▸ **Data provided**
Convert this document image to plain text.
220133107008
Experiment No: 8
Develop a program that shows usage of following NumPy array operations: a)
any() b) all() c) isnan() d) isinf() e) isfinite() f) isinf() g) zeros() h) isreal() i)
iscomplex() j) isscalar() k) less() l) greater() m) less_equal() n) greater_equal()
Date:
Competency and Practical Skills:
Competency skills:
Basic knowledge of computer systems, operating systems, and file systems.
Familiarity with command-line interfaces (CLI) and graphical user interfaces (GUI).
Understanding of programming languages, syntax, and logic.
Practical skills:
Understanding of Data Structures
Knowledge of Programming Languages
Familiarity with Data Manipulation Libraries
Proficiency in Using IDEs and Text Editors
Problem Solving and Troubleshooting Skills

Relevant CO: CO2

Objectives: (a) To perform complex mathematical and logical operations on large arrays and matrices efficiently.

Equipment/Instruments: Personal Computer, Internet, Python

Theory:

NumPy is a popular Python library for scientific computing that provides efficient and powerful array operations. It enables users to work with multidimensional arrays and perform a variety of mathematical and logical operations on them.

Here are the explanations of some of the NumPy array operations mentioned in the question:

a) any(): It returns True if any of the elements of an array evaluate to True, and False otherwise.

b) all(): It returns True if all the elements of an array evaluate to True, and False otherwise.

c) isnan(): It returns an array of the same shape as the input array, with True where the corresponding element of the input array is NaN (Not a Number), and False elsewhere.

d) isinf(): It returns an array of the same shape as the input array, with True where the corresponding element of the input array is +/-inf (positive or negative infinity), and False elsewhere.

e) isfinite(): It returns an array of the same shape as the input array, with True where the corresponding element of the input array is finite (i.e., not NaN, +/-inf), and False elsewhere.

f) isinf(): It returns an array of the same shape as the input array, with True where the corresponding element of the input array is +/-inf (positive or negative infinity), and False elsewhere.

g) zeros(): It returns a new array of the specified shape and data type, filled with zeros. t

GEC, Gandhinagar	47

▸ **Job**
Quote the material exactly, leaving nothing out.

▸ **Expected output**
Convert this document image to plain text.
220133107008
Experiment No: 8
Develop a program that shows usage of following NumPy array operations: a)
any() b) all() c) isnan() d) isinf() e) isfinite() f) isinf() g) zeros() h) isreal() i)
iscomplex() j) isscalar() k) less() l) greater() m) less_equal() n) greater_equal()
Date:
Competency and Practical Skills:
Competency skills:
Basic knowledge of computer systems, operating systems, and file systems.
Familiarity with command-line interfaces (CLI) and graphical user interfaces (GUI).
Understanding of programming languages, syntax, and logic.
Practical skills:
Understanding of Data Structures
Knowledge of Programming Languages
Familiarity with Data Manipulation Libraries
Proficiency in Using IDEs and Text Editors
Problem Solving and Troubleshooting Skills

Relevant CO: CO2

Objectives: (a) To perform complex mathematical and logical operations on large arrays and matrices efficiently.

Equipment/Instruments: Personal Computer, Internet, Python

Theory:

NumPy is a popular Python library for scientific computing that provides efficient and powerful array operations. It enables users to work with multidimensional arrays and perform a variety of mathematical and logical operations on them.

Here are the explanations of some of the NumPy array operations mentioned in the question:

a) any(): It returns True if any of the elements of an array evaluate to True, and False otherwise.

b) all(): It returns True if all the elements of an array evaluate to True, and False otherwise.

c) isnan(): It returns an array of the same shape as the input array, with True where the corresponding element of the input array is NaN (Not a Number), and False elsewhere.

d) isinf(): It returns an array of the same shape as the input array, with True where the corresponding element of the input array is +/-inf (positive or negative infinity), and False elsewhere.

e) isfinite(): It returns an array of the same shape as the input array, with True where the corresponding element of the input array is finite (i.e., not NaN, +/-inf), and False elsewhere.

f) isinf(): It returns an array of the same shape as the input array, with True where the corresponding element of the input array is +/-inf (positive or negative infinity), and False elsewhere.

g) zeros(): It returns a new array of the specified shape and data type, filled with zeros. t

GEC, Gandhinagar	47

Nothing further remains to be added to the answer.